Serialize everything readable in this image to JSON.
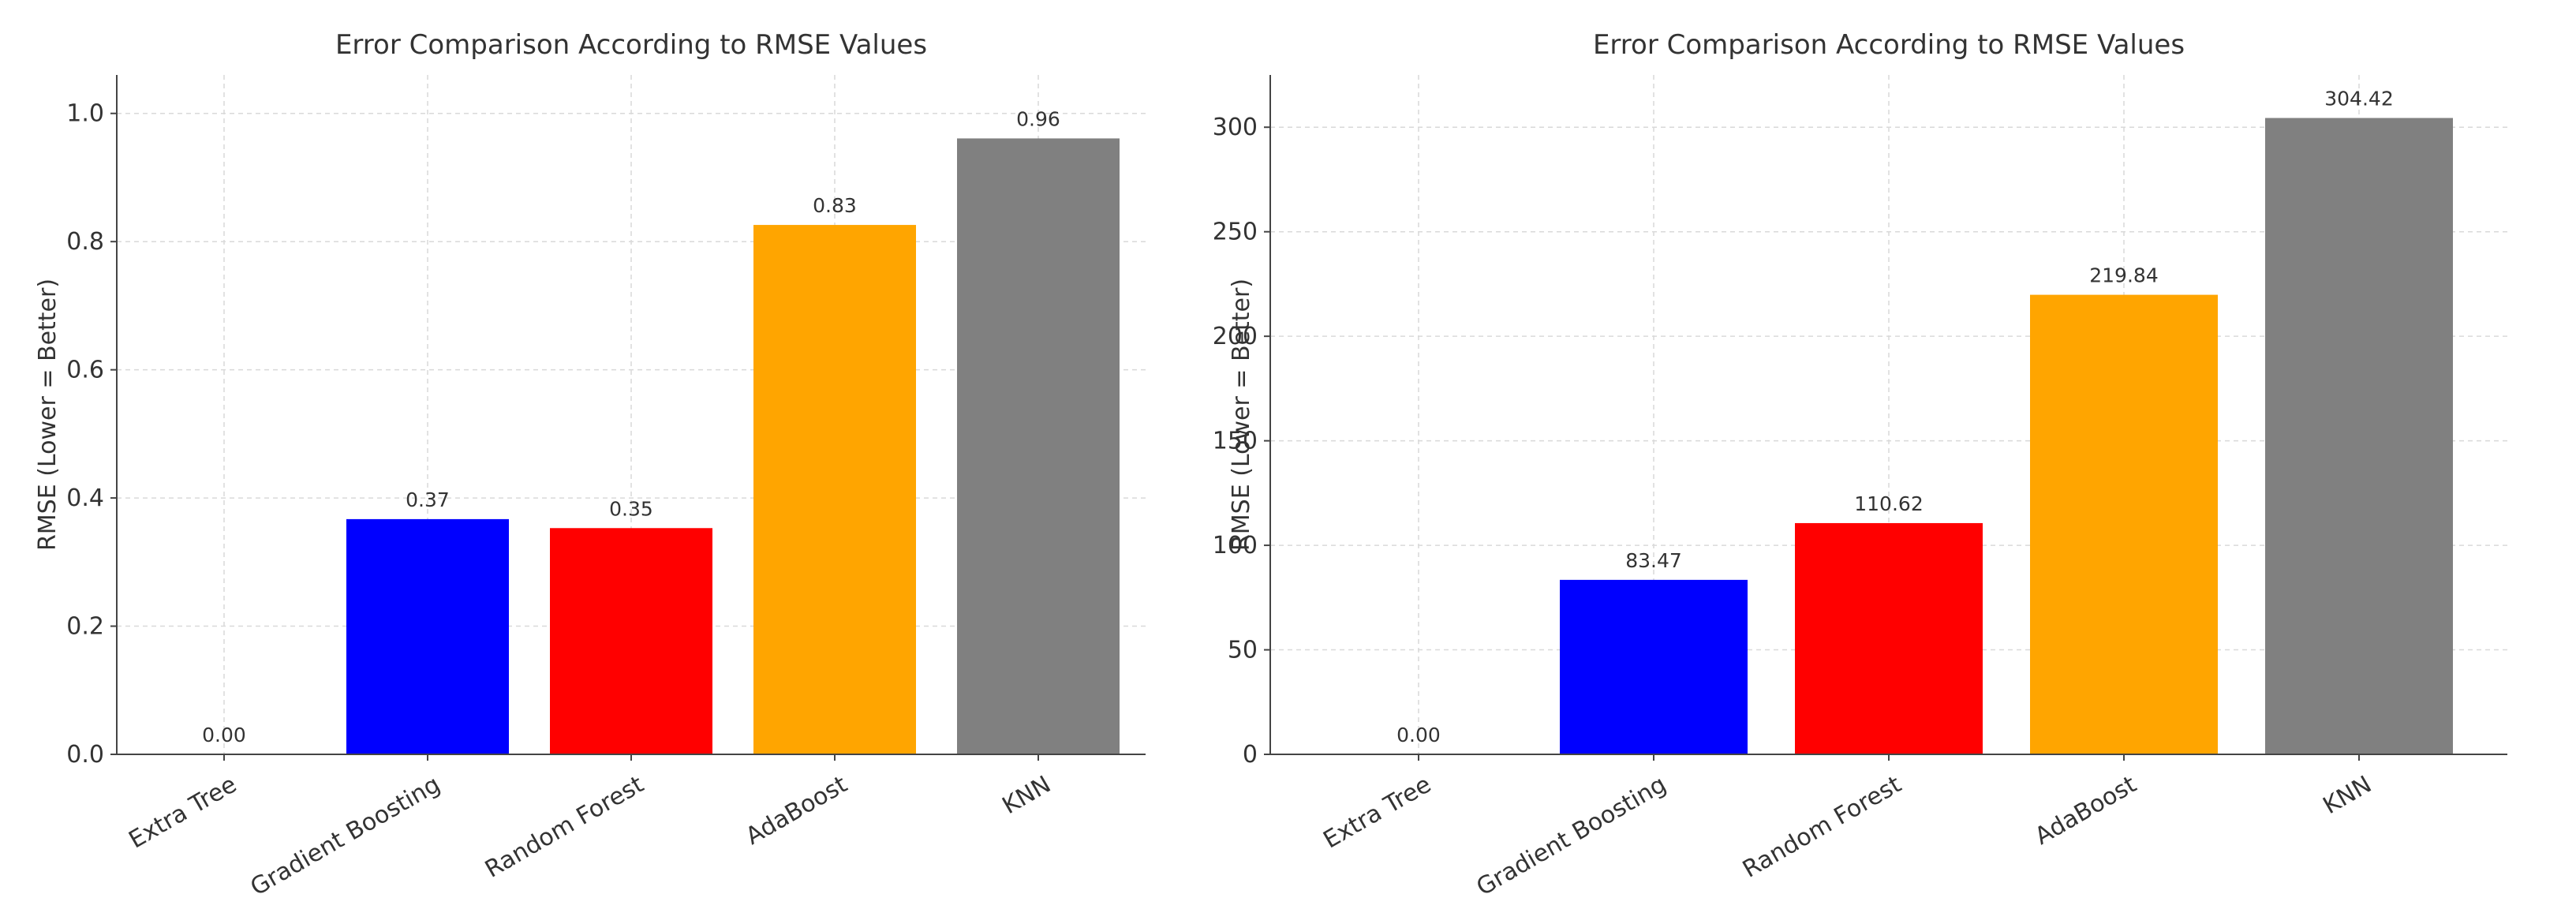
{
  "chart_data": [
    {
      "type": "bar",
      "title": "Error Comparison According to RMSE Values",
      "xlabel": "",
      "ylabel": "RMSE (Lower = Better)",
      "ylim": [
        0,
        1.06
      ],
      "yticks": [
        "0.0",
        "0.2",
        "0.4",
        "0.6",
        "0.8",
        "1.0"
      ],
      "ytick_values": [
        0,
        0.2,
        0.4,
        0.6,
        0.8,
        1.0
      ],
      "grid": true,
      "categories": [
        "Extra Tree",
        "Gradient Boosting",
        "Random Forest",
        "AdaBoost",
        "KNN"
      ],
      "values": [
        0.0,
        0.367,
        0.353,
        0.826,
        0.961
      ],
      "value_labels": [
        "0.00",
        "0.37",
        "0.35",
        "0.83",
        "0.96"
      ],
      "colors": [
        "#ffffff",
        "#0000ff",
        "#ff0000",
        "#ffa500",
        "#808080"
      ]
    },
    {
      "type": "bar",
      "title": "Error Comparison According to RMSE Values",
      "xlabel": "",
      "ylabel": "RMSE (Lower = Better)",
      "ylim": [
        0,
        325
      ],
      "yticks": [
        "0",
        "50",
        "100",
        "150",
        "200",
        "250",
        "300"
      ],
      "ytick_values": [
        0,
        50,
        100,
        150,
        200,
        250,
        300
      ],
      "grid": true,
      "categories": [
        "Extra Tree",
        "Gradient Boosting",
        "Random Forest",
        "AdaBoost",
        "KNN"
      ],
      "values": [
        0.0,
        83.47,
        110.62,
        219.84,
        304.42
      ],
      "value_labels": [
        "0.00",
        "83.47",
        "110.62",
        "219.84",
        "304.42"
      ],
      "colors": [
        "#ffffff",
        "#0000ff",
        "#ff0000",
        "#ffa500",
        "#808080"
      ]
    }
  ]
}
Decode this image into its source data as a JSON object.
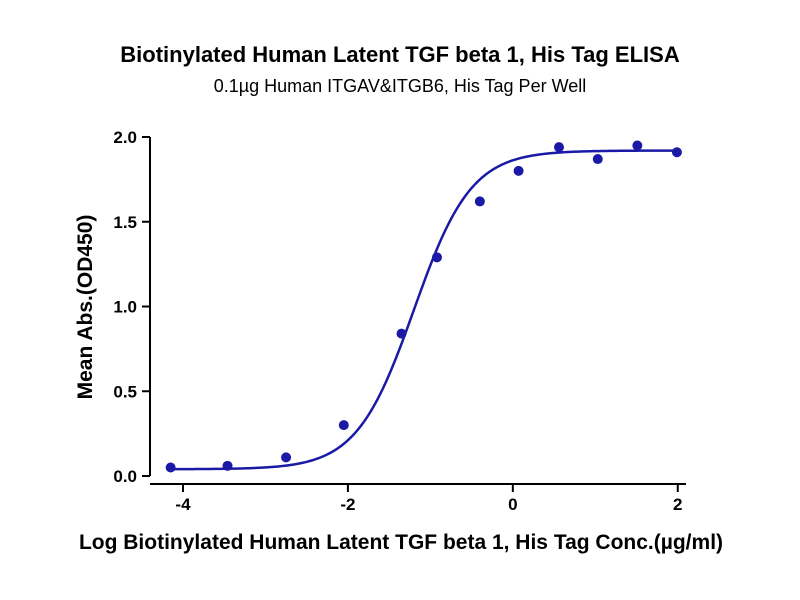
{
  "chart_data": {
    "type": "scatter",
    "title": "Biotinylated Human Latent TGF beta 1, His Tag ELISA",
    "subtitle": "0.1µg Human ITGAV&ITGB6, His Tag Per Well",
    "xlabel": "Log Biotinylated Human Latent TGF beta 1, His Tag Conc.(µg/ml)",
    "ylabel": "Mean Abs.(OD450)",
    "xlim": [
      -4.4,
      2.1
    ],
    "ylim": [
      0,
      2.0
    ],
    "xticks": [
      -4,
      -2,
      0,
      2
    ],
    "xtick_labels": [
      "-4",
      "-2",
      "0",
      "2"
    ],
    "yticks": [
      0,
      0.5,
      1.0,
      1.5,
      2.0
    ],
    "ytick_labels": [
      "0.0",
      "0.5",
      "1.0",
      "1.5",
      "2.0"
    ],
    "grid": false,
    "series": [
      {
        "color": "#1a1aa6",
        "points": [
          {
            "x": -4.15,
            "y": 0.05
          },
          {
            "x": -3.46,
            "y": 0.06
          },
          {
            "x": -2.75,
            "y": 0.11
          },
          {
            "x": -2.05,
            "y": 0.3
          },
          {
            "x": -1.35,
            "y": 0.84
          },
          {
            "x": -0.92,
            "y": 1.29
          },
          {
            "x": -0.4,
            "y": 1.62
          },
          {
            "x": 0.07,
            "y": 1.8
          },
          {
            "x": 0.56,
            "y": 1.94
          },
          {
            "x": 1.03,
            "y": 1.87
          },
          {
            "x": 1.51,
            "y": 1.95
          },
          {
            "x": 1.99,
            "y": 1.91
          }
        ],
        "fit_curve": {
          "model": "4PL",
          "bottom": 0.04,
          "top": 1.92,
          "logEC50": -1.2,
          "hill": 1.25
        }
      }
    ]
  }
}
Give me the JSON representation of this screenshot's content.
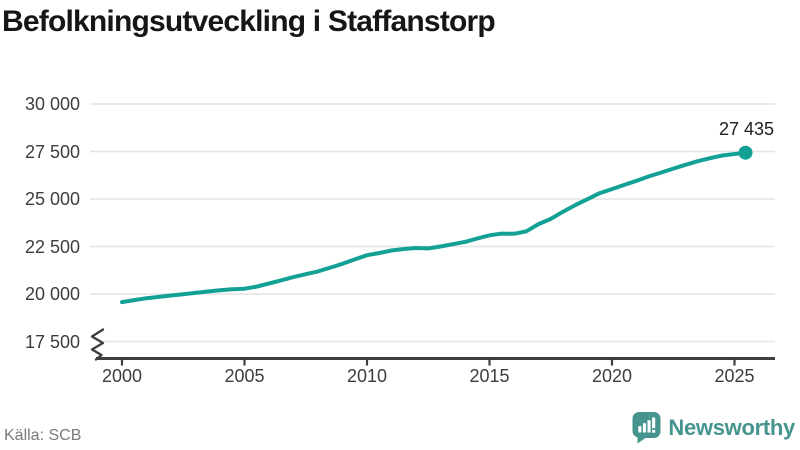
{
  "header": {
    "title": "Befolkningsutveckling i Staffanstorp"
  },
  "footer": {
    "source": "Källa: SCB",
    "brand": "Newsworthy"
  },
  "colors": {
    "line": "#14a195",
    "dot": "#14a195",
    "brand": "#45948d",
    "axis": "#3f3f3f",
    "grid": "#e4e4e4",
    "tick_text": "#3d3d3d"
  },
  "chart_data": {
    "type": "line",
    "title": "Befolkningsutveckling i Staffanstorp",
    "xlabel": "",
    "ylabel": "",
    "grid": true,
    "axis_break": true,
    "legend": "none",
    "xlim": [
      1998.5,
      2026.7
    ],
    "ylim": [
      17500,
      30000
    ],
    "yticks": {
      "values": [
        30000,
        27500,
        25000,
        22500,
        20000,
        17500
      ],
      "labels": [
        "30 000",
        "27 500",
        "25 000",
        "22 500",
        "20 000",
        "17 500"
      ]
    },
    "xticks": {
      "values": [
        2000,
        2005,
        2010,
        2015,
        2020,
        2025
      ],
      "labels": [
        "2000",
        "2005",
        "2010",
        "2015",
        "2020",
        "2025"
      ]
    },
    "end_label": "27 435",
    "end_value": 27435,
    "series": [
      {
        "name": "Befolkning",
        "points": [
          [
            2000,
            19575
          ],
          [
            2000.5,
            19680
          ],
          [
            2001,
            19780
          ],
          [
            2001.5,
            19850
          ],
          [
            2002,
            19920
          ],
          [
            2002.5,
            19990
          ],
          [
            2003,
            20060
          ],
          [
            2003.5,
            20130
          ],
          [
            2004,
            20200
          ],
          [
            2004.5,
            20250
          ],
          [
            2005,
            20280
          ],
          [
            2005.5,
            20390
          ],
          [
            2006,
            20550
          ],
          [
            2006.5,
            20720
          ],
          [
            2007,
            20890
          ],
          [
            2007.5,
            21040
          ],
          [
            2008,
            21190
          ],
          [
            2008.5,
            21390
          ],
          [
            2009,
            21590
          ],
          [
            2009.5,
            21820
          ],
          [
            2010,
            22040
          ],
          [
            2010.5,
            22160
          ],
          [
            2011,
            22290
          ],
          [
            2011.5,
            22370
          ],
          [
            2012,
            22420
          ],
          [
            2012.5,
            22400
          ],
          [
            2013,
            22500
          ],
          [
            2013.5,
            22620
          ],
          [
            2014,
            22740
          ],
          [
            2014.5,
            22920
          ],
          [
            2015,
            23090
          ],
          [
            2015.5,
            23180
          ],
          [
            2016,
            23170
          ],
          [
            2016.5,
            23300
          ],
          [
            2017,
            23680
          ],
          [
            2017.5,
            23950
          ],
          [
            2018,
            24330
          ],
          [
            2018.5,
            24680
          ],
          [
            2019,
            24990
          ],
          [
            2019.5,
            25310
          ],
          [
            2020,
            25520
          ],
          [
            2020.5,
            25740
          ],
          [
            2021,
            25960
          ],
          [
            2021.5,
            26190
          ],
          [
            2022,
            26390
          ],
          [
            2022.5,
            26600
          ],
          [
            2023,
            26800
          ],
          [
            2023.5,
            26990
          ],
          [
            2024,
            27150
          ],
          [
            2024.5,
            27290
          ],
          [
            2025.45,
            27435
          ]
        ]
      }
    ]
  }
}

▶ **TASK OBJECTIVE**
Print the records above exactly as they stand, but leave out the pictures.

▶ **EXPECTED ANSWER**
Serialize everything readable in this image to JSON.
{
  "chart_data": [
    {
      "type": "bar",
      "title": "Error Comparison According to RMSE Values",
      "xlabel": "",
      "ylabel": "RMSE (Lower = Better)",
      "ylim": [
        0,
        1.06
      ],
      "yticks": [
        "0.0",
        "0.2",
        "0.4",
        "0.6",
        "0.8",
        "1.0"
      ],
      "ytick_values": [
        0,
        0.2,
        0.4,
        0.6,
        0.8,
        1.0
      ],
      "grid": true,
      "categories": [
        "Extra Tree",
        "Gradient Boosting",
        "Random Forest",
        "AdaBoost",
        "KNN"
      ],
      "values": [
        0.0,
        0.367,
        0.353,
        0.826,
        0.961
      ],
      "value_labels": [
        "0.00",
        "0.37",
        "0.35",
        "0.83",
        "0.96"
      ],
      "colors": [
        "#ffffff",
        "#0000ff",
        "#ff0000",
        "#ffa500",
        "#808080"
      ]
    },
    {
      "type": "bar",
      "title": "Error Comparison According to RMSE Values",
      "xlabel": "",
      "ylabel": "RMSE (Lower = Better)",
      "ylim": [
        0,
        325
      ],
      "yticks": [
        "0",
        "50",
        "100",
        "150",
        "200",
        "250",
        "300"
      ],
      "ytick_values": [
        0,
        50,
        100,
        150,
        200,
        250,
        300
      ],
      "grid": true,
      "categories": [
        "Extra Tree",
        "Gradient Boosting",
        "Random Forest",
        "AdaBoost",
        "KNN"
      ],
      "values": [
        0.0,
        83.47,
        110.62,
        219.84,
        304.42
      ],
      "value_labels": [
        "0.00",
        "83.47",
        "110.62",
        "219.84",
        "304.42"
      ],
      "colors": [
        "#ffffff",
        "#0000ff",
        "#ff0000",
        "#ffa500",
        "#808080"
      ]
    }
  ]
}
Decode this image into its source data as a JSON object.
{
  "chart_data": {
    "type": "scatter",
    "title": "Biotinylated Human Latent TGF beta 1, His Tag ELISA",
    "subtitle": "0.1µg Human ITGAV&ITGB6, His Tag Per Well",
    "xlabel": "Log Biotinylated Human Latent TGF beta 1, His Tag Conc.(µg/ml)",
    "ylabel": "Mean Abs.(OD450)",
    "xlim": [
      -4.4,
      2.1
    ],
    "ylim": [
      0,
      2.0
    ],
    "xticks": [
      -4,
      -2,
      0,
      2
    ],
    "xtick_labels": [
      "-4",
      "-2",
      "0",
      "2"
    ],
    "yticks": [
      0,
      0.5,
      1.0,
      1.5,
      2.0
    ],
    "ytick_labels": [
      "0.0",
      "0.5",
      "1.0",
      "1.5",
      "2.0"
    ],
    "grid": false,
    "series": [
      {
        "color": "#1a1aa6",
        "points": [
          {
            "x": -4.15,
            "y": 0.05
          },
          {
            "x": -3.46,
            "y": 0.06
          },
          {
            "x": -2.75,
            "y": 0.11
          },
          {
            "x": -2.05,
            "y": 0.3
          },
          {
            "x": -1.35,
            "y": 0.84
          },
          {
            "x": -0.92,
            "y": 1.29
          },
          {
            "x": -0.4,
            "y": 1.62
          },
          {
            "x": 0.07,
            "y": 1.8
          },
          {
            "x": 0.56,
            "y": 1.94
          },
          {
            "x": 1.03,
            "y": 1.87
          },
          {
            "x": 1.51,
            "y": 1.95
          },
          {
            "x": 1.99,
            "y": 1.91
          }
        ],
        "fit_curve": {
          "model": "4PL",
          "bottom": 0.04,
          "top": 1.92,
          "logEC50": -1.2,
          "hill": 1.25
        }
      }
    ]
  }
}
Give me the JSON representation of this screenshot's content.
{
  "header": {
    "title": "Befolkningsutveckling i Staffanstorp"
  },
  "footer": {
    "source": "Källa: SCB",
    "brand": "Newsworthy"
  },
  "colors": {
    "line": "#14a195",
    "dot": "#14a195",
    "brand": "#45948d",
    "axis": "#3f3f3f",
    "grid": "#e4e4e4",
    "tick_text": "#3d3d3d"
  },
  "chart_data": {
    "type": "line",
    "title": "Befolkningsutveckling i Staffanstorp",
    "xlabel": "",
    "ylabel": "",
    "grid": true,
    "axis_break": true,
    "legend": "none",
    "xlim": [
      1998.5,
      2026.7
    ],
    "ylim": [
      17500,
      30000
    ],
    "yticks": {
      "values": [
        30000,
        27500,
        25000,
        22500,
        20000,
        17500
      ],
      "labels": [
        "30 000",
        "27 500",
        "25 000",
        "22 500",
        "20 000",
        "17 500"
      ]
    },
    "xticks": {
      "values": [
        2000,
        2005,
        2010,
        2015,
        2020,
        2025
      ],
      "labels": [
        "2000",
        "2005",
        "2010",
        "2015",
        "2020",
        "2025"
      ]
    },
    "end_label": "27 435",
    "end_value": 27435,
    "series": [
      {
        "name": "Befolkning",
        "points": [
          [
            2000,
            19575
          ],
          [
            2000.5,
            19680
          ],
          [
            2001,
            19780
          ],
          [
            2001.5,
            19850
          ],
          [
            2002,
            19920
          ],
          [
            2002.5,
            19990
          ],
          [
            2003,
            20060
          ],
          [
            2003.5,
            20130
          ],
          [
            2004,
            20200
          ],
          [
            2004.5,
            20250
          ],
          [
            2005,
            20280
          ],
          [
            2005.5,
            20390
          ],
          [
            2006,
            20550
          ],
          [
            2006.5,
            20720
          ],
          [
            2007,
            20890
          ],
          [
            2007.5,
            21040
          ],
          [
            2008,
            21190
          ],
          [
            2008.5,
            21390
          ],
          [
            2009,
            21590
          ],
          [
            2009.5,
            21820
          ],
          [
            2010,
            22040
          ],
          [
            2010.5,
            22160
          ],
          [
            2011,
            22290
          ],
          [
            2011.5,
            22370
          ],
          [
            2012,
            22420
          ],
          [
            2012.5,
            22400
          ],
          [
            2013,
            22500
          ],
          [
            2013.5,
            22620
          ],
          [
            2014,
            22740
          ],
          [
            2014.5,
            22920
          ],
          [
            2015,
            23090
          ],
          [
            2015.5,
            23180
          ],
          [
            2016,
            23170
          ],
          [
            2016.5,
            23300
          ],
          [
            2017,
            23680
          ],
          [
            2017.5,
            23950
          ],
          [
            2018,
            24330
          ],
          [
            2018.5,
            24680
          ],
          [
            2019,
            24990
          ],
          [
            2019.5,
            25310
          ],
          [
            2020,
            25520
          ],
          [
            2020.5,
            25740
          ],
          [
            2021,
            25960
          ],
          [
            2021.5,
            26190
          ],
          [
            2022,
            26390
          ],
          [
            2022.5,
            26600
          ],
          [
            2023,
            26800
          ],
          [
            2023.5,
            26990
          ],
          [
            2024,
            27150
          ],
          [
            2024.5,
            27290
          ],
          [
            2025.45,
            27435
          ]
        ]
      }
    ]
  }
}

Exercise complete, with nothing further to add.